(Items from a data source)
-- Start --

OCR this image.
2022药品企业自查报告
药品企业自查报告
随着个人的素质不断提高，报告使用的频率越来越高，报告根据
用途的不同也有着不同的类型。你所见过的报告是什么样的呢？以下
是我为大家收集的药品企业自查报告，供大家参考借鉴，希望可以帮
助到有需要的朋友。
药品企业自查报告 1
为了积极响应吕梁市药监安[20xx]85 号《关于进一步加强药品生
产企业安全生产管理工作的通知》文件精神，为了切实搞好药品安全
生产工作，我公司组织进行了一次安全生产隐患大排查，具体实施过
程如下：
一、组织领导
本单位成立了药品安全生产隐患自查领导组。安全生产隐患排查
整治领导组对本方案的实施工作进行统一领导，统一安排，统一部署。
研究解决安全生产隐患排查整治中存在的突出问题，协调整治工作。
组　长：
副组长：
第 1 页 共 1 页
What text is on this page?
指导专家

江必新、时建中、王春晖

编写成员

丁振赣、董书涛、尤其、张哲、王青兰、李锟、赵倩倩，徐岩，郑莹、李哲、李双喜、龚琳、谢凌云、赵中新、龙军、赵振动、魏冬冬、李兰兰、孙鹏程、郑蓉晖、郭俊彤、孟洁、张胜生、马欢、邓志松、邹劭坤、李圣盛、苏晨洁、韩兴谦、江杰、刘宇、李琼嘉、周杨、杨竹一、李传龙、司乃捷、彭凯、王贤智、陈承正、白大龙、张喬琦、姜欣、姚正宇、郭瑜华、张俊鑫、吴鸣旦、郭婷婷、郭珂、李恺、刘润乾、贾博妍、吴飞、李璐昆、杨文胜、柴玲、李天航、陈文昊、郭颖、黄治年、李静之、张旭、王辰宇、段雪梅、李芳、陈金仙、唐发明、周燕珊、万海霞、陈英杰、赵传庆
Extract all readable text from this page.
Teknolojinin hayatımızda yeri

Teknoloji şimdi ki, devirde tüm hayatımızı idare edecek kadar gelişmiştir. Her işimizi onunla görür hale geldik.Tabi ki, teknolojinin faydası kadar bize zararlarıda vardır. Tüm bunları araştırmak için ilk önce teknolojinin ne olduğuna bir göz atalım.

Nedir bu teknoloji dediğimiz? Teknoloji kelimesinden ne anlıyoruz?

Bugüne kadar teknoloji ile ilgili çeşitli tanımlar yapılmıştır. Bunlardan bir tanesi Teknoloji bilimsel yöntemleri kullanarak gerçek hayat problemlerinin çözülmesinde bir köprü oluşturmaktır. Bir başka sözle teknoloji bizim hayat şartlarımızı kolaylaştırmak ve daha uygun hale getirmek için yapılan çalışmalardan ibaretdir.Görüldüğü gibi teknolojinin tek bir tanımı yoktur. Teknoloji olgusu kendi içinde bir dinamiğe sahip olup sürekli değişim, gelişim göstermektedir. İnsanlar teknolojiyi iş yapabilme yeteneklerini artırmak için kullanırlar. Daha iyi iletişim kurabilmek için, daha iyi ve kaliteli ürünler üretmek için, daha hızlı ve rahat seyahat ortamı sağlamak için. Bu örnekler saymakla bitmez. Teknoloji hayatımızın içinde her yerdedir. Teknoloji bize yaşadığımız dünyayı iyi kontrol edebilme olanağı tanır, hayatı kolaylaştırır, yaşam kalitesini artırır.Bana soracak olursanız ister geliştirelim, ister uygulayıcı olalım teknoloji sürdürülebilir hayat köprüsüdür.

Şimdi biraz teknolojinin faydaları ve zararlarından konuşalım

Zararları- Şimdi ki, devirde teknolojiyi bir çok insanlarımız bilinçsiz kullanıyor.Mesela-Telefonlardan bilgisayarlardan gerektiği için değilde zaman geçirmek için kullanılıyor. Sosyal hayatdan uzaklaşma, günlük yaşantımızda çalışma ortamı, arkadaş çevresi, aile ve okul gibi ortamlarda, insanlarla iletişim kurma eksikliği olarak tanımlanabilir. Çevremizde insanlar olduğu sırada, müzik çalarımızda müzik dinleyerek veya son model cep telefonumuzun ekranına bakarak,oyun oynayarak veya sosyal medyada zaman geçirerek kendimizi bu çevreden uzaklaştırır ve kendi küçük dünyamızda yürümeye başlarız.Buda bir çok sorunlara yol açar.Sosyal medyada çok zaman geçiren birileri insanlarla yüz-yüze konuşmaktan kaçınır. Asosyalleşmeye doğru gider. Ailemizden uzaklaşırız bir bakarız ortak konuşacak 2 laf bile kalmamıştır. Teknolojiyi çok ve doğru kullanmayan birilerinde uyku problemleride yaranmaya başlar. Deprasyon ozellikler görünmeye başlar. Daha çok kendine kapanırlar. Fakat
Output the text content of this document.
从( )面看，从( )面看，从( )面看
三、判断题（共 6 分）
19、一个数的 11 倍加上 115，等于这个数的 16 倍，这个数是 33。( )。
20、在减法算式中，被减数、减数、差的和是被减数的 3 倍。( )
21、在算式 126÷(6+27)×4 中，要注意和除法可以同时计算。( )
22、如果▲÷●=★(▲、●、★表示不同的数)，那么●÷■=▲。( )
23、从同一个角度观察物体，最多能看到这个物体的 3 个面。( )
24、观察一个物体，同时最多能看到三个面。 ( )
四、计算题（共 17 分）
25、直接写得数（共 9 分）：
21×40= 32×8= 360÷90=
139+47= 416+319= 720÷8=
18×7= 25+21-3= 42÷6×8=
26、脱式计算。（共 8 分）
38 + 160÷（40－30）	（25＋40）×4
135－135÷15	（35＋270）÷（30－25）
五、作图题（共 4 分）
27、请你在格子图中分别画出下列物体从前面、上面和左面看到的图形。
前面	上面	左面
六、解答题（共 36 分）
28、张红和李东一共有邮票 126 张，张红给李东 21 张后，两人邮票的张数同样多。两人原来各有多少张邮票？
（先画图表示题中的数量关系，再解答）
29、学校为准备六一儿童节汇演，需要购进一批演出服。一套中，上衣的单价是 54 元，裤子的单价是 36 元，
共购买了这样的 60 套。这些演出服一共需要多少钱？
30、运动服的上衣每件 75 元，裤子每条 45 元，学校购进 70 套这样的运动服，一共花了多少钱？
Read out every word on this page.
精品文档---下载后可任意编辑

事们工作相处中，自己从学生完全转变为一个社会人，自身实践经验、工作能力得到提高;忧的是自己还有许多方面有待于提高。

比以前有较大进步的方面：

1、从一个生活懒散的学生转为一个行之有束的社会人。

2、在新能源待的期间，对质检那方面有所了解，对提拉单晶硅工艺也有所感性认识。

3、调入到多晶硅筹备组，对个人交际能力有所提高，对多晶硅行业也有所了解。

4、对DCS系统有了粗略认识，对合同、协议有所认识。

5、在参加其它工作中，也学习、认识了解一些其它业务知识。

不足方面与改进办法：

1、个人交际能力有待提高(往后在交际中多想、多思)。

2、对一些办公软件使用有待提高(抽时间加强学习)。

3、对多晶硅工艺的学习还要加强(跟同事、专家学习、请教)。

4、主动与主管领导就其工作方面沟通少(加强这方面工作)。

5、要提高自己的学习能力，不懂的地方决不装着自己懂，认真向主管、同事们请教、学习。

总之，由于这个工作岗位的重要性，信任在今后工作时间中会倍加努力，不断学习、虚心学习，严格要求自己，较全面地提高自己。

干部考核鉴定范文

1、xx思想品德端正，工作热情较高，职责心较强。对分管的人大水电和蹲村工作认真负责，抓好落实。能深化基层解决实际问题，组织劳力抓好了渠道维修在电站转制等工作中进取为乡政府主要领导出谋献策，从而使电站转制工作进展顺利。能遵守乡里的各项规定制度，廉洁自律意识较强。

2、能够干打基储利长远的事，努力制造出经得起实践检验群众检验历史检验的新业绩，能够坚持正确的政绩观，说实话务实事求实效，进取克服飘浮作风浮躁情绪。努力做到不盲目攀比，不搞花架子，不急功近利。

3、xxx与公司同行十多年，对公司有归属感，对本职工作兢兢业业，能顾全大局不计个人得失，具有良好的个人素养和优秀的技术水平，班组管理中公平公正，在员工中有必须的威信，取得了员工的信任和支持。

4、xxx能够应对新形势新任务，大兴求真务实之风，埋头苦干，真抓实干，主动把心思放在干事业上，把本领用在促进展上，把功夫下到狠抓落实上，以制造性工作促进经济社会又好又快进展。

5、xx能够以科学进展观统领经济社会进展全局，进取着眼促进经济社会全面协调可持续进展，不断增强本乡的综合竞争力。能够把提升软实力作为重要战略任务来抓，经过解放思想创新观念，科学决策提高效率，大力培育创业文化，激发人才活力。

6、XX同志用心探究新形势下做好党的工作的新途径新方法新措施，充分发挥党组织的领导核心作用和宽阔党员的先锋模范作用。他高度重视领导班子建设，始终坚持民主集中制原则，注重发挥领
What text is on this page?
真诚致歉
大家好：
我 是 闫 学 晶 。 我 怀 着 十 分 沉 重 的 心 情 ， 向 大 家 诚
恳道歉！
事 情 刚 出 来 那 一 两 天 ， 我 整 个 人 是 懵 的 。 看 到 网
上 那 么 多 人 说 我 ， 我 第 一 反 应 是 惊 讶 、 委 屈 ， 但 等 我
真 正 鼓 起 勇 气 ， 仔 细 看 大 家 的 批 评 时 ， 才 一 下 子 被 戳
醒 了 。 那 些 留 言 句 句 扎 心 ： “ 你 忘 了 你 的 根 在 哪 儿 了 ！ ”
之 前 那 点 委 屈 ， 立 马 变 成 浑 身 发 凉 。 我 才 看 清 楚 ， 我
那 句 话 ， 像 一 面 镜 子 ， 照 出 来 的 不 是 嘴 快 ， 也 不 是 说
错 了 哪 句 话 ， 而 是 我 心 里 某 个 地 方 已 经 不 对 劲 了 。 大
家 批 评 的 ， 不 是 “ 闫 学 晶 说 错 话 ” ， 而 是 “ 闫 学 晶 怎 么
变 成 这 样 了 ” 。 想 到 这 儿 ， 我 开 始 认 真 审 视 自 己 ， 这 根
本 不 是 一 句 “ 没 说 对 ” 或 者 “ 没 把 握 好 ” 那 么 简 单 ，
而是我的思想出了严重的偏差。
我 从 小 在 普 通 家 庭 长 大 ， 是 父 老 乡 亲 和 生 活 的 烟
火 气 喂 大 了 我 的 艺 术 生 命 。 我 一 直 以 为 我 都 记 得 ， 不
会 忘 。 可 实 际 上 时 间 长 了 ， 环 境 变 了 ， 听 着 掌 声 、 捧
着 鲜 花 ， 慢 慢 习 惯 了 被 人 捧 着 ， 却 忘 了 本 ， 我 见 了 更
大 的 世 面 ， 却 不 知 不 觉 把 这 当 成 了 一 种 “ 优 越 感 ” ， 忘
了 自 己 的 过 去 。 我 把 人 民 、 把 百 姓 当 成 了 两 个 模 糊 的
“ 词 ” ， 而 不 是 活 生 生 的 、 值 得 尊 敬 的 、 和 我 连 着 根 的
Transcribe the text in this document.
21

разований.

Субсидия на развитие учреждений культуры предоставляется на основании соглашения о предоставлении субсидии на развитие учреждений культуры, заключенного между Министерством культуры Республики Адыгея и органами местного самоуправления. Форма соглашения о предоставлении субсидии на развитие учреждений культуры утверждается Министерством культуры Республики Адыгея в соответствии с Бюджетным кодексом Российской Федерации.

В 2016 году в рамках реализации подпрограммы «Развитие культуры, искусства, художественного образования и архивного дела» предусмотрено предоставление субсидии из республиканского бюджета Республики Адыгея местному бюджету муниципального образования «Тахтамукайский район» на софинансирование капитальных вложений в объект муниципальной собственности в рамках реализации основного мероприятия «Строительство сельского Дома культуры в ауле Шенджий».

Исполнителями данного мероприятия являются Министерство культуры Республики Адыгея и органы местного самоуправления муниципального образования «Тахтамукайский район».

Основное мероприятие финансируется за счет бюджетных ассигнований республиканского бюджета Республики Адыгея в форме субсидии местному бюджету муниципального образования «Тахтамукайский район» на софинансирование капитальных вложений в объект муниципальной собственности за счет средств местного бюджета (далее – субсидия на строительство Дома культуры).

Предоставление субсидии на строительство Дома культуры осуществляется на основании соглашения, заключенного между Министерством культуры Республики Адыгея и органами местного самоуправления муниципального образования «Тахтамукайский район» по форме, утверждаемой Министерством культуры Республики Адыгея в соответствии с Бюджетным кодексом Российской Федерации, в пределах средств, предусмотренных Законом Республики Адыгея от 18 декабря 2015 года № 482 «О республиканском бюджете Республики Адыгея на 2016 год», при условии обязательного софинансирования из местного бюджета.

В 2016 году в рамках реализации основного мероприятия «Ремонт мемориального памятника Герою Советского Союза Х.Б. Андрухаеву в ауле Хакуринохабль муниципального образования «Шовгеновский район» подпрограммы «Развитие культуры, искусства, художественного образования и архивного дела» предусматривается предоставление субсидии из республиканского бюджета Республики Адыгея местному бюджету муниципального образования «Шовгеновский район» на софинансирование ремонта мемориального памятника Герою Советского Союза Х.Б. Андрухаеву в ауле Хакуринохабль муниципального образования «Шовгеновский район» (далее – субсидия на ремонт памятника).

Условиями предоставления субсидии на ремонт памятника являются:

-- End --

• _Requirements_:
Return all lines containing "ауле".

• _Correct result_:
В 2016 году в рамках реализации подпрограммы «Развитие культуры, искусства, художественного образования и архивного дела» предусмотрено предоставление субсидии из республиканского бюджета Республики Адыгея местному бюджету муниципального образования «Тахтамукайский район» на софинансирование капитальных вложений в объект муниципальной собственности в рамках реализации основного мероприятия «Строительство сельского Дома культуры в ауле Шенджий».
В 2016 году в рамках реализации основного мероприятия «Ремонт мемориального памятника Герою Советского Союза Х.Б. Андрухаеву в ауле Хакуринохабль муниципального образования «Шовгеновский район» подпрограммы «Развитие культуры, искусства, художественного образования и архивного дела» предусматривается предоставление субсидии из республиканского бюджета Республики Адыгея местному бюджету муниципального образования «Шовгеновский район» на софинансирование ремонта мемориального памятника Герою Советского Союза Х.Б. Андрухаеву в ауле Хакуринохабль муниципального образования «Шовгеновский район» (далее – субсидия на ремонт памятника).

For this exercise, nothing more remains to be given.